» **本文**
- - - - -

Q. キーボードがPCに認識されません(接続できません)。

A. キーボードが正常に認識されない場合、以下の手順を上から順にお試しください。

  1. 基本的な接続環境の確認:
    • USBケーブルを一度抜き、PCとキーボード本体に再度しっかりと差し込んでください。
    • PCの別のUSBポートに接続してください。特に、PCケースの前面ではなく、マザーボード背面に直結しているUSB3.0以上のポートを強く推奨します。
    • USBハブは電力不足や不安定性の原因となるため、必ず取り外してください。
    • 可能であれば、8KHzポーリングレートに対応した別の高品質なケーブルで接続をお試しください。
  2. デバイスマネージャーからのドライバー再インストール (Windows):
    1. Windowsのスタートボタンを右クリックし、「デバイス マネージャー」を選択します。
    2. 「キーボード」または「ヒューマン インターフェイス デバイス」の項目を展開し、該当するデバイス名の上で右クリックします。
    3. 「デバイスのアンインストール」を選択します。
    4. アンインストール完了後、キーボードのUSBケーブルを抜き、30秒ほど待ってから再度差し込むと、ドライバーが自動的に再インストールされます。
Q. 専用ソフトウェアはどこからダウンロードできますか?

A. 専用のWebドライバーを使用してください。

- - - - -

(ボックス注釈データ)
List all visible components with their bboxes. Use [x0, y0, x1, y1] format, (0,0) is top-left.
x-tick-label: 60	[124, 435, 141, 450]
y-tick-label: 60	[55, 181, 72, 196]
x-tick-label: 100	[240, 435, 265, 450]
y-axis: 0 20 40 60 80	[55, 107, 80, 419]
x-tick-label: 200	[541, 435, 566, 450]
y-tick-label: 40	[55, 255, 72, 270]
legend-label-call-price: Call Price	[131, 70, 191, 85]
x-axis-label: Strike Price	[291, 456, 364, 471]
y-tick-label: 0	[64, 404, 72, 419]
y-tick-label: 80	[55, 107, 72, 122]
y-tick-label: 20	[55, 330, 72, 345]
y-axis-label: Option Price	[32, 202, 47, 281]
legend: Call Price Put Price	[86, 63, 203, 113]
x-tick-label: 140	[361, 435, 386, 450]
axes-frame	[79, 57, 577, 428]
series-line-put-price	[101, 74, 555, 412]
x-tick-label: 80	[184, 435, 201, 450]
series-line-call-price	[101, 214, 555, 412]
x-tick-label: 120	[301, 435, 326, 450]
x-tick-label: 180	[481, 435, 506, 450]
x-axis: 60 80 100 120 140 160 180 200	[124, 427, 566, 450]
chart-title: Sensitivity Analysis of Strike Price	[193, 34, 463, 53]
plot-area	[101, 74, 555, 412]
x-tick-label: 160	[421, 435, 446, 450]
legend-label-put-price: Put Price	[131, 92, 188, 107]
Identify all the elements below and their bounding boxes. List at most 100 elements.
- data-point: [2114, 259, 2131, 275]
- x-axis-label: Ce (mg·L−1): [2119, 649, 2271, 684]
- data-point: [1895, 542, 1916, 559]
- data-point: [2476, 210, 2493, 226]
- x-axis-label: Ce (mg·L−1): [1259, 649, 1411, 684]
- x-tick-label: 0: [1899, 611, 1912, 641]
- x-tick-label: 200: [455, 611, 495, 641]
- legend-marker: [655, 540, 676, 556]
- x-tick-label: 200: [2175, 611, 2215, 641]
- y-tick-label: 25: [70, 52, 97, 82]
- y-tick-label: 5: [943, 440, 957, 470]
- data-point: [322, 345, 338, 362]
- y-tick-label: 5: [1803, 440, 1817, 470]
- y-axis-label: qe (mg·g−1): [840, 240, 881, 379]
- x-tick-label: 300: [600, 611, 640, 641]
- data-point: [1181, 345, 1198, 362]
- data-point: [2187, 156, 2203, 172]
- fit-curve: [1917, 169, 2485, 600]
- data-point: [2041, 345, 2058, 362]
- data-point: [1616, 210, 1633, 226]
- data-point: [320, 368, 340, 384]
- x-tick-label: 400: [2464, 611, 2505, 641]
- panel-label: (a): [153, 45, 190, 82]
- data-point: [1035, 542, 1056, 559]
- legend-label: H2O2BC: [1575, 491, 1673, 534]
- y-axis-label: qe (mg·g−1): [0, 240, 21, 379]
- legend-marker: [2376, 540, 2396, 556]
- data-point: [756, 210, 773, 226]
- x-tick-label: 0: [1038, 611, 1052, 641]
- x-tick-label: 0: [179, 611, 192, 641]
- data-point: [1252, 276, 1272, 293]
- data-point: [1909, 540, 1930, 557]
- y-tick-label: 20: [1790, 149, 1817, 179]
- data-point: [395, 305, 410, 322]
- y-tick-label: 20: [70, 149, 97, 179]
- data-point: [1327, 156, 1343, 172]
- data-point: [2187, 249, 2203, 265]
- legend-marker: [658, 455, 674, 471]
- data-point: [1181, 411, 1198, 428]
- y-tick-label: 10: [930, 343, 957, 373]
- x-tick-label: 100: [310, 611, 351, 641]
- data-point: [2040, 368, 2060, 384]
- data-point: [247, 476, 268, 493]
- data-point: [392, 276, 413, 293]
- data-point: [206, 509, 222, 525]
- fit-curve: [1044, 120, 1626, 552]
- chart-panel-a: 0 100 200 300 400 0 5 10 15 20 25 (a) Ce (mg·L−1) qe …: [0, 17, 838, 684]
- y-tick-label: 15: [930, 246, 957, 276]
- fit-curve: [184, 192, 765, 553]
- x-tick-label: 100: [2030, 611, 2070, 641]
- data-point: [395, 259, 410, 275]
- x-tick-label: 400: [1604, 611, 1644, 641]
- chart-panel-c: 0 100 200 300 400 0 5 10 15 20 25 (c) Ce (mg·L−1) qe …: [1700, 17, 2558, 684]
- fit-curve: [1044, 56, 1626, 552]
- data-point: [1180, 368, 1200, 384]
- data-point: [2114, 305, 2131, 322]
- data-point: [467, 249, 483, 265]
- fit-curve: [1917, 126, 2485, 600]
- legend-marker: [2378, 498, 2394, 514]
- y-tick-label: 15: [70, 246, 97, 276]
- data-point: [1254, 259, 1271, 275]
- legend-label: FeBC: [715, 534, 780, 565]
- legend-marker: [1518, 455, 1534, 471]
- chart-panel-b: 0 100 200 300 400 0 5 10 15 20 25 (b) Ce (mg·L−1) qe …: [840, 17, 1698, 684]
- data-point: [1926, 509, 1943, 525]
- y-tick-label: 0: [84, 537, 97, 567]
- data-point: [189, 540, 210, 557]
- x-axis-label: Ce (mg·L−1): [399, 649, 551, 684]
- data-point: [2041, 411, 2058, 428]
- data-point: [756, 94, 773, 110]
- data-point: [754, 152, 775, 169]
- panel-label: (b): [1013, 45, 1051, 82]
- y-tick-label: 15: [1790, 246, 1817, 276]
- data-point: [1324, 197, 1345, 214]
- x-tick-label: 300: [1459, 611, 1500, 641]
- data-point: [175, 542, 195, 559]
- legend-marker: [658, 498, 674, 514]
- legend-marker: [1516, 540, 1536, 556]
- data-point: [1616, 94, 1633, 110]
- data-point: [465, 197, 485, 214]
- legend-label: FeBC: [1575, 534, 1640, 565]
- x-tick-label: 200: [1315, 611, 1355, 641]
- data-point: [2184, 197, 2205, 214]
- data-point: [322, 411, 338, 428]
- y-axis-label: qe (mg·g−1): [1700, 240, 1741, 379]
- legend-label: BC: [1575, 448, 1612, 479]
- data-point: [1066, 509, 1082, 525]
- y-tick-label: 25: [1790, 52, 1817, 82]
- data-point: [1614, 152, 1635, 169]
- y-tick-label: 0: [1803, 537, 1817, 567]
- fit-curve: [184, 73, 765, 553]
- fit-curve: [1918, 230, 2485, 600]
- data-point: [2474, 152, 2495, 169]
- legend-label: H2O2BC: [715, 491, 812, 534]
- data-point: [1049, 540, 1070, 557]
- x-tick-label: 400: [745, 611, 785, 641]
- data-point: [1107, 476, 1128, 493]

- - - - -

» **作業内容**
1. キーボードの接続についての本文のうち、「A. キーボードが正常に認識されない場合、以下の手順を上から順にお試しください。」を含む語句で始まり「上のポートを強く推奨します。」で終わる部分を、「USBポート」を「USB端子」に入れ替えて書き直してください。
2. エントリーの先頭の行から「435, 566, 450]」を含む行までを、両端の行も含めてそのまま書き出してください。
本文とエントリーは互いに関係がありません。

» **回答**
1.
A. キーボードが正常に認識されない場合、以下の手順を上から順にお試しください。

  1. 基本的な接続環境の確認:
    • USBケーブルを一度抜き、PCとキーボード本体に再度しっかりと差し込んでください。
    • PCの別のUSB端子に接続してください。特に、PCケースの前面ではなく、マザーボード背面に直結しているUSB3.0以上のポートを強く推奨します。

2.
List all visible components with their bboxes. Use [x0, y0, x1, y1] format, (0,0) is top-left.
x-tick-label: 60	[124, 435, 141, 450]
y-tick-label: 60	[55, 181, 72, 196]
x-tick-label: 100	[240, 435, 265, 450]
y-axis: 0 20 40 60 80	[55, 107, 80, 419]
x-tick-label: 200	[541, 435, 566, 450]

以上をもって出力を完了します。